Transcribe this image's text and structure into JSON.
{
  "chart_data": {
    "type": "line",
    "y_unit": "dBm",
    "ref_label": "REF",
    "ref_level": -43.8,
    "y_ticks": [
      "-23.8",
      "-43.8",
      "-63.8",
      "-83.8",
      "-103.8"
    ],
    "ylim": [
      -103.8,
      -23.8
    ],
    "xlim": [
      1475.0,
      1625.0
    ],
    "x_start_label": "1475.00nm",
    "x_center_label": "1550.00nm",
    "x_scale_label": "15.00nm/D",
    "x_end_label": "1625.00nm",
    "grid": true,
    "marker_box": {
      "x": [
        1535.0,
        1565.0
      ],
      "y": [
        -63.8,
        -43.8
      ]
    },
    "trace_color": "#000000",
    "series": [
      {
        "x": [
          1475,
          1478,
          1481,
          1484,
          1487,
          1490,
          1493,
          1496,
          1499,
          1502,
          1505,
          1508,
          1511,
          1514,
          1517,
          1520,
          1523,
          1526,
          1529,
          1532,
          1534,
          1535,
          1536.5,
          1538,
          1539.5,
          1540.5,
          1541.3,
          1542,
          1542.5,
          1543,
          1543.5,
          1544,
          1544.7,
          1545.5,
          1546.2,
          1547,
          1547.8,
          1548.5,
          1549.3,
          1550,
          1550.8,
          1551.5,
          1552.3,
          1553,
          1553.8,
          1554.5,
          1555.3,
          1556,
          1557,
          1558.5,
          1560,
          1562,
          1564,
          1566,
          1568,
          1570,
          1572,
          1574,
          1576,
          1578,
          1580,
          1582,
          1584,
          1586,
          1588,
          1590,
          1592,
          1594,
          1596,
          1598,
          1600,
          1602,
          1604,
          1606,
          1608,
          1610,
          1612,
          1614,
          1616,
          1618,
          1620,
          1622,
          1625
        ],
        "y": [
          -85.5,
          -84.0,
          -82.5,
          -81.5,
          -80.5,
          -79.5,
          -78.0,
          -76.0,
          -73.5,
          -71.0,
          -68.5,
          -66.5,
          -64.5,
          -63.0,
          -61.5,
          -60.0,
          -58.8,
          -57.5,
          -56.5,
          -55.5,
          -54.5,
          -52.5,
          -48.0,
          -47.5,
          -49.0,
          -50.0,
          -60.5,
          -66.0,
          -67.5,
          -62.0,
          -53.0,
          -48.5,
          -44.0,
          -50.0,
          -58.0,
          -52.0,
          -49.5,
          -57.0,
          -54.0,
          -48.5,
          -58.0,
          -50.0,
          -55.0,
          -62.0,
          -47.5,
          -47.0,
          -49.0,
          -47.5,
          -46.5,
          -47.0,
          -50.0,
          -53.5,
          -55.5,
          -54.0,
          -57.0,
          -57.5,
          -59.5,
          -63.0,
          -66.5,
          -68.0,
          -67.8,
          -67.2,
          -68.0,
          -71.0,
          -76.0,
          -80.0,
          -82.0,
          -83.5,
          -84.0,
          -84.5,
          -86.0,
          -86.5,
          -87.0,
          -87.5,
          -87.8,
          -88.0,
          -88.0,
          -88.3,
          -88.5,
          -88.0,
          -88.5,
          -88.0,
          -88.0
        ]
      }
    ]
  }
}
_ _ _ _ _
**Task goal**
Please output the complete data exactly.

**Worked solution**
Transcribe this image's text and structure into JSON.
{
  "chart_data": {
    "type": "line",
    "y_unit": "dBm",
    "ref_label": "REF",
    "ref_level": -43.8,
    "y_ticks": [
      "-23.8",
      "-43.8",
      "-63.8",
      "-83.8",
      "-103.8"
    ],
    "ylim": [
      -103.8,
      -23.8
    ],
    "xlim": [
      1475.0,
      1625.0
    ],
    "x_start_label": "1475.00nm",
    "x_center_label": "1550.00nm",
    "x_scale_label": "15.00nm/D",
    "x_end_label": "1625.00nm",
    "grid": true,
    "marker_box": {
      "x": [
        1535.0,
        1565.0
      ],
      "y": [
        -63.8,
        -43.8
      ]
    },
    "trace_color": "#000000",
    "series": [
      {
        "x": [
          1475,
          1478,
          1481,
          1484,
          1487,
          1490,
          1493,
          1496,
          1499,
          1502,
          1505,
          1508,
          1511,
          1514,
          1517,
          1520,
          1523,
          1526,
          1529,
          1532,
          1534,
          1535,
          1536.5,
          1538,
          1539.5,
          1540.5,
          1541.3,
          1542,
          1542.5,
          1543,
          1543.5,
          1544,
          1544.7,
          1545.5,
          1546.2,
          1547,
          1547.8,
          1548.5,
          1549.3,
          1550,
          1550.8,
          1551.5,
          1552.3,
          1553,
          1553.8,
          1554.5,
          1555.3,
          1556,
          1557,
          1558.5,
          1560,
          1562,
          1564,
          1566,
          1568,
          1570,
          1572,
          1574,
          1576,
          1578,
          1580,
          1582,
          1584,
          1586,
          1588,
          1590,
          1592,
          1594,
          1596,
          1598,
          1600,
          1602,
          1604,
          1606,
          1608,
          1610,
          1612,
          1614,
          1616,
          1618,
          1620,
          1622,
          1625
        ],
        "y": [
          -85.5,
          -84.0,
          -82.5,
          -81.5,
          -80.5,
          -79.5,
          -78.0,
          -76.0,
          -73.5,
          -71.0,
          -68.5,
          -66.5,
          -64.5,
          -63.0,
          -61.5,
          -60.0,
          -58.8,
          -57.5,
          -56.5,
          -55.5,
          -54.5,
          -52.5,
          -48.0,
          -47.5,
          -49.0,
          -50.0,
          -60.5,
          -66.0,
          -67.5,
          -62.0,
          -53.0,
          -48.5,
          -44.0,
          -50.0,
          -58.0,
          -52.0,
          -49.5,
          -57.0,
          -54.0,
          -48.5,
          -58.0,
          -50.0,
          -55.0,
          -62.0,
          -47.5,
          -47.0,
          -49.0,
          -47.5,
          -46.5,
          -47.0,
          -50.0,
          -53.5,
          -55.5,
          -54.0,
          -57.0,
          -57.5,
          -59.5,
          -63.0,
          -66.5,
          -68.0,
          -67.8,
          -67.2,
          -68.0,
          -71.0,
          -76.0,
          -80.0,
          -82.0,
          -83.5,
          -84.0,
          -84.5,
          -86.0,
          -86.5,
          -87.0,
          -87.5,
          -87.8,
          -88.0,
          -88.0,
          -88.3,
          -88.5,
          -88.0,
          -88.5,
          -88.0,
          -88.0
        ]
      }
    ]
  }
}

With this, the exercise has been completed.